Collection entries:

=-=-=

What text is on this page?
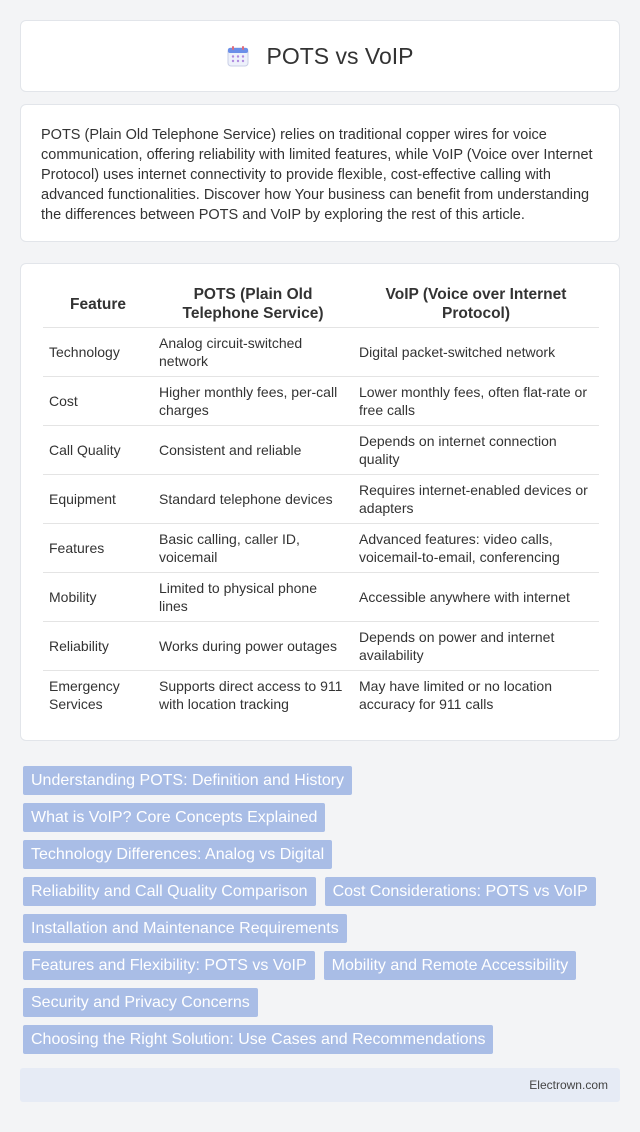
POTS vs VoIP

POTS (Plain Old Telephone Service) relies on traditional copper wires for voice communication, offering reliability with limited features, while VoIP (Voice over Internet Protocol) uses internet connectivity to provide flexible, cost-effective calling with advanced functionalities. Discover how Your business can benefit from understanding the differences between POTS and VoIP by exploring the rest of this article.

Feature	POTS (Plain Old Telephone Service)	VoIP (Voice over Internet Protocol)
Technology	Analog circuit-switched network	Digital packet-switched network
Cost	Higher monthly fees, per-call charges	Lower monthly fees, often flat-rate or free calls
Call Quality	Consistent and reliable	Depends on internet connection quality
Equipment	Standard telephone devices	Requires internet-enabled devices or adapters
Features	Basic calling, caller ID, voicemail	Advanced features: video calls, voicemail-to-email, conferencing
Mobility	Limited to physical phone lines	Accessible anywhere with internet
Reliability	Works during power outages	Depends on power and internet availability
Emergency Services	Supports direct access to 911 with location tracking	May have limited or no location accuracy for 911 calls
Understanding POTS: Definition and History
What is VoIP? Core Concepts Explained
Technology Differences: Analog vs Digital
Reliability and Call Quality Comparison	Cost Considerations: POTS vs VoIP
Installation and Maintenance Requirements
Features and Flexibility: POTS vs VoIP	Mobility and Remote Accessibility
Security and Privacy Concerns
Choosing the Right Solution: Use Cases and Recommendations
Electrown.com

=-=-=

EXERCISE OBJECTIVE
Return the listing above word for word, with the pictures removed.

CORRECT OUTPUT
What text is on this page?
POTS vs VoIP

POTS (Plain Old Telephone Service) relies on traditional copper wires for voice communication, offering reliability with limited features, while VoIP (Voice over Internet Protocol) uses internet connectivity to provide flexible, cost-effective calling with advanced functionalities. Discover how Your business can benefit from understanding the differences between POTS and VoIP by exploring the rest of this article.

Feature	POTS (Plain Old Telephone Service)	VoIP (Voice over Internet Protocol)
Technology	Analog circuit-switched network	Digital packet-switched network
Cost	Higher monthly fees, per-call charges	Lower monthly fees, often flat-rate or free calls
Call Quality	Consistent and reliable	Depends on internet connection quality
Equipment	Standard telephone devices	Requires internet-enabled devices or adapters
Features	Basic calling, caller ID, voicemail	Advanced features: video calls, voicemail-to-email, conferencing
Mobility	Limited to physical phone lines	Accessible anywhere with internet
Reliability	Works during power outages	Depends on power and internet availability
Emergency Services	Supports direct access to 911 with location tracking	May have limited or no location accuracy for 911 calls
Understanding POTS: Definition and History
What is VoIP? Core Concepts Explained
Technology Differences: Analog vs Digital
Reliability and Call Quality Comparison	Cost Considerations: POTS vs VoIP
Installation and Maintenance Requirements
Features and Flexibility: POTS vs VoIP	Mobility and Remote Accessibility
Security and Privacy Concerns
Choosing the Right Solution: Use Cases and Recommendations
Electrown.com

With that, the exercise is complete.